(Dataset items)
_____
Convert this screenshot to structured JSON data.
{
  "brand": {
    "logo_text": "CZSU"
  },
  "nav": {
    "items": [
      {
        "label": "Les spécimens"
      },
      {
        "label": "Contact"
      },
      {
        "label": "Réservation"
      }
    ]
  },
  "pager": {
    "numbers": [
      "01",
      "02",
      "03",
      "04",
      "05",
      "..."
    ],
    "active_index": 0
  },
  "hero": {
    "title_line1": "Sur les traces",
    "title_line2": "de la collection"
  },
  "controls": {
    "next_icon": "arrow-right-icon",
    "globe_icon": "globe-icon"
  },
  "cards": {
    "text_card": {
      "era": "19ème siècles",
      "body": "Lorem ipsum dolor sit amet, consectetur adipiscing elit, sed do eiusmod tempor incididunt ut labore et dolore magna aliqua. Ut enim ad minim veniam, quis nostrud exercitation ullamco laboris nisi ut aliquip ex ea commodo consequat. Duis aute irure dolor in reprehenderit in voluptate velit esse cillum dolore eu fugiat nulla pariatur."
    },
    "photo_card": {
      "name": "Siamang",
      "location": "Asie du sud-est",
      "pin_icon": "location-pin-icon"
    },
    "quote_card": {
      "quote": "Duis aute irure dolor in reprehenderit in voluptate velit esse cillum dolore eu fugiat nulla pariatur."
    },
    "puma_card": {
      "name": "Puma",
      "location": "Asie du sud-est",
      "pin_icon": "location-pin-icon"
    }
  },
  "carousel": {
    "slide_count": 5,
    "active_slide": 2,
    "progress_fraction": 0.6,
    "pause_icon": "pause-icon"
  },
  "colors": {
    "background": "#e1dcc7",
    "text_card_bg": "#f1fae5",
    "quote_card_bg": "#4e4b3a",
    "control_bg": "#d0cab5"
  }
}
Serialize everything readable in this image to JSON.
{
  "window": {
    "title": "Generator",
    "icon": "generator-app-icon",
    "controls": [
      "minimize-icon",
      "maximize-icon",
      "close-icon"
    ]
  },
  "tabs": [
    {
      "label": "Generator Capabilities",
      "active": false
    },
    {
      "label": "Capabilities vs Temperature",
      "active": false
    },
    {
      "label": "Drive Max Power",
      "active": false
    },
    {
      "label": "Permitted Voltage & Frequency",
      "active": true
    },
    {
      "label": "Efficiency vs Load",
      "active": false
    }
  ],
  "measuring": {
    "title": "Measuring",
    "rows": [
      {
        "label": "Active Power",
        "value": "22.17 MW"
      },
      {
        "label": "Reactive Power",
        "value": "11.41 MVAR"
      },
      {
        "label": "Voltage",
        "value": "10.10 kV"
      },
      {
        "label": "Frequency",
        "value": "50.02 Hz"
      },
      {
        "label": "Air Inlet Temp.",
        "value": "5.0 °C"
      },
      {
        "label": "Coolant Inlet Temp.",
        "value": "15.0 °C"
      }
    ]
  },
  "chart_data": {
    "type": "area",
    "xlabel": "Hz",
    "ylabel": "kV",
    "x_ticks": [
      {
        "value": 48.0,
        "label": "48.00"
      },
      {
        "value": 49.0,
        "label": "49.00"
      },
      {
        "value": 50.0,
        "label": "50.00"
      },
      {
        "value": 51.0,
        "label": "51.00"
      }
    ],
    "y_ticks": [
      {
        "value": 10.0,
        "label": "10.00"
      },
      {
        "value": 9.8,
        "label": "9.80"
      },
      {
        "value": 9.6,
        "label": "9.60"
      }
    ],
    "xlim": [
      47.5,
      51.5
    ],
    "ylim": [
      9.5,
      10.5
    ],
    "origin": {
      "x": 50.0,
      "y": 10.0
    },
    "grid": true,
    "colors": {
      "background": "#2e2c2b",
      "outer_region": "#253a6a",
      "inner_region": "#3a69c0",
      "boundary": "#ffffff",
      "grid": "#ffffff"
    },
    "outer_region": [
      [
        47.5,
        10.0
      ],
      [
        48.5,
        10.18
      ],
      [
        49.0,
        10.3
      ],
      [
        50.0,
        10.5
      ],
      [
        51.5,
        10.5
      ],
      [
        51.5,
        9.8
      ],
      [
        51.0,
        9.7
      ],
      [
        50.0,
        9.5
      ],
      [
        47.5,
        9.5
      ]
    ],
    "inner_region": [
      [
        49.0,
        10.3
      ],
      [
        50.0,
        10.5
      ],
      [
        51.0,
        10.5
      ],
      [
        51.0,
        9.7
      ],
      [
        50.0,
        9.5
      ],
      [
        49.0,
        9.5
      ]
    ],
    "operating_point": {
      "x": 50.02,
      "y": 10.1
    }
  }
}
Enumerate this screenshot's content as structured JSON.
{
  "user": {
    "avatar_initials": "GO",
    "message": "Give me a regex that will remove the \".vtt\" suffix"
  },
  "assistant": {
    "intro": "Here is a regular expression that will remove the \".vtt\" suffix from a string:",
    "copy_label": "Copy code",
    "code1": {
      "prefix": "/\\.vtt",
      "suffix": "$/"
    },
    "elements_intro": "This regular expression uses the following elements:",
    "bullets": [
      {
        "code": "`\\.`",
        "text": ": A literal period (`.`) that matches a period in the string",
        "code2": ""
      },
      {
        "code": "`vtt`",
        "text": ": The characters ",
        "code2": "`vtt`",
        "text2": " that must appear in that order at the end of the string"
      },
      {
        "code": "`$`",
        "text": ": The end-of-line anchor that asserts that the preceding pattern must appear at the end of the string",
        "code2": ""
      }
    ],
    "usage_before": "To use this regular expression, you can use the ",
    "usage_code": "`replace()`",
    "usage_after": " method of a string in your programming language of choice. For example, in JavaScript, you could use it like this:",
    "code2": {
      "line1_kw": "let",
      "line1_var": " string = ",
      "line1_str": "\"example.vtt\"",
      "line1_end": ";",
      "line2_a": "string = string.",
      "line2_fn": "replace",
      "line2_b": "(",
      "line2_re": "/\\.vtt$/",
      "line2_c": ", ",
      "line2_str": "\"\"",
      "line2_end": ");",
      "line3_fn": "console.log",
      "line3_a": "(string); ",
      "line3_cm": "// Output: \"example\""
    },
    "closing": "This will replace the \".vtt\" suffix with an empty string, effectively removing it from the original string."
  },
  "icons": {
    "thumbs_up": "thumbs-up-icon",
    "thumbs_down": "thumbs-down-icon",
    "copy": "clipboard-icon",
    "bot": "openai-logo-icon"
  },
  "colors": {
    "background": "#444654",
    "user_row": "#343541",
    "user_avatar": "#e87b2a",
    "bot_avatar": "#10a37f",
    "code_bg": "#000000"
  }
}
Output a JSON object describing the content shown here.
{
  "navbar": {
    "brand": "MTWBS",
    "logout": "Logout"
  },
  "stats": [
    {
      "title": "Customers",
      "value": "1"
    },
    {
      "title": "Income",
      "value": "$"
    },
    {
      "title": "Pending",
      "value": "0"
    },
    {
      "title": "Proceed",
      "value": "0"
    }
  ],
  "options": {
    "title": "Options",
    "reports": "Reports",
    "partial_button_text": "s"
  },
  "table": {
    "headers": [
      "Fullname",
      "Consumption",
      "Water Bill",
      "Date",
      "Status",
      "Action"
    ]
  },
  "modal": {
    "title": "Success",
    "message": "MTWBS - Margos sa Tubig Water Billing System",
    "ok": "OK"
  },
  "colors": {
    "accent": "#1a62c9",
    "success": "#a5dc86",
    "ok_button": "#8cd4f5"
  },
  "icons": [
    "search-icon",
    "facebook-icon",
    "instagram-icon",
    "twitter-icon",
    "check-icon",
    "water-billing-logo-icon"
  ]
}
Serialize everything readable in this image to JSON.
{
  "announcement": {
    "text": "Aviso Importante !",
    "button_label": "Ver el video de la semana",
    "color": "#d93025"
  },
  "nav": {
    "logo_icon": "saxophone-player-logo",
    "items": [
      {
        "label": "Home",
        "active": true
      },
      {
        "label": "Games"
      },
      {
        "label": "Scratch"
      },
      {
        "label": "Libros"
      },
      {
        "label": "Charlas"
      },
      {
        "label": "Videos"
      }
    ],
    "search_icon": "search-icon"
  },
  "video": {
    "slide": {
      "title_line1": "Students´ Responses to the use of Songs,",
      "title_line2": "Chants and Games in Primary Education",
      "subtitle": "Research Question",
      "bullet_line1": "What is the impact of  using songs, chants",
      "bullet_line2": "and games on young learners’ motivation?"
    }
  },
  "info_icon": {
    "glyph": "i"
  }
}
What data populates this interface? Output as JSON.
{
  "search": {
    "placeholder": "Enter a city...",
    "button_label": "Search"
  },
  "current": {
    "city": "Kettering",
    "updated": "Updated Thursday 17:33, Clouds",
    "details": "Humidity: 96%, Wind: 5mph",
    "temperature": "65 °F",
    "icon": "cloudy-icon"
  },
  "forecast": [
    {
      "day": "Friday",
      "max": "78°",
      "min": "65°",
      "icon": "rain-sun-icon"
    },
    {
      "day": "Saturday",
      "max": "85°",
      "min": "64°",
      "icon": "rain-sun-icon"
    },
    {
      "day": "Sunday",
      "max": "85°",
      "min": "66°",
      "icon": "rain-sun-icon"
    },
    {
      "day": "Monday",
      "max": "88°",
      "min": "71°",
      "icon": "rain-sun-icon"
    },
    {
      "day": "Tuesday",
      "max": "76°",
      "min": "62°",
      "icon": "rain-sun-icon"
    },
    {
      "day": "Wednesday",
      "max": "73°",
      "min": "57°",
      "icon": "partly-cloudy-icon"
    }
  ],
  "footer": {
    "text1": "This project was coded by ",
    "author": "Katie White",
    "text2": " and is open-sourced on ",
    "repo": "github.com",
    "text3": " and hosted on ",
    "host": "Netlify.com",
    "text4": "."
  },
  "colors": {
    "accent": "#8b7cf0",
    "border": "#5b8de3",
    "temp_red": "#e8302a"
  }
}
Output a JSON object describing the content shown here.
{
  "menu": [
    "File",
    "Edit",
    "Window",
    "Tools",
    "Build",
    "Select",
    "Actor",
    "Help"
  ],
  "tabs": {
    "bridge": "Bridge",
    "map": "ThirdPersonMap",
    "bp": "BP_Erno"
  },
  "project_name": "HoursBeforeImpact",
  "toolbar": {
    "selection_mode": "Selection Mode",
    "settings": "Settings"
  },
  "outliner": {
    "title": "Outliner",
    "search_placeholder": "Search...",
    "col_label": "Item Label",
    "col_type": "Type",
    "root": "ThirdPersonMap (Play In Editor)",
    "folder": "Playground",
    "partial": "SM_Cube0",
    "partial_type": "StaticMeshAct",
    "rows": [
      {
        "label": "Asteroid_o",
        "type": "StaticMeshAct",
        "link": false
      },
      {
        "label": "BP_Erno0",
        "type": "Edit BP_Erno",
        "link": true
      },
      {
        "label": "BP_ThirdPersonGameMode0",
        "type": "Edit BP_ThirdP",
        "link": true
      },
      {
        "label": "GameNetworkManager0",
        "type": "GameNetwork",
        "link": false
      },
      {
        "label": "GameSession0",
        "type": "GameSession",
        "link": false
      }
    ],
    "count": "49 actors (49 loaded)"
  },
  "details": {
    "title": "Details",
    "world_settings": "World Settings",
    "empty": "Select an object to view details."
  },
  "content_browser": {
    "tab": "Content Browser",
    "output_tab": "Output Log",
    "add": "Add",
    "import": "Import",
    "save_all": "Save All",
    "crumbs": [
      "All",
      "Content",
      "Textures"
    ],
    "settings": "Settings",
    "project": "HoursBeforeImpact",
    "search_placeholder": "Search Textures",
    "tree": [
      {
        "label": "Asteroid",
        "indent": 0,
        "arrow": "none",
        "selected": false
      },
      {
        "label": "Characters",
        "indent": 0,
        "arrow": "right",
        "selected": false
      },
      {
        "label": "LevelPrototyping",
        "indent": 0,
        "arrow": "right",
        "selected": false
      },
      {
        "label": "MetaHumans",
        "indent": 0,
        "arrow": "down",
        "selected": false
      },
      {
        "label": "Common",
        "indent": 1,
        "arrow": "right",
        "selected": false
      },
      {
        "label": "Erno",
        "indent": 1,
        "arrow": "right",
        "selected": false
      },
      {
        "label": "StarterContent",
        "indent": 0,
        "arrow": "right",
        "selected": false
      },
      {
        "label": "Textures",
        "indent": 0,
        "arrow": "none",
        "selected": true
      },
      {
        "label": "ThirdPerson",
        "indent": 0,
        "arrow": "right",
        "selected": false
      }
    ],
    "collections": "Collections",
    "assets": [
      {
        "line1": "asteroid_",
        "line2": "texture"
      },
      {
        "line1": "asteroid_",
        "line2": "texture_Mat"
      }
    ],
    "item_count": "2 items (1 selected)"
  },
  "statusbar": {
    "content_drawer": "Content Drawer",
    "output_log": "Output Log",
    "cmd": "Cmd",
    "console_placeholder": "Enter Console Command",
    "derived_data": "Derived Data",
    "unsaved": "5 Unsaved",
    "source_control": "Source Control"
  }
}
_____
Exercise task
Copy all lines from the material that contain "city".

Task result
    "placeholder": "Enter a city...",
    "city": "Kettering",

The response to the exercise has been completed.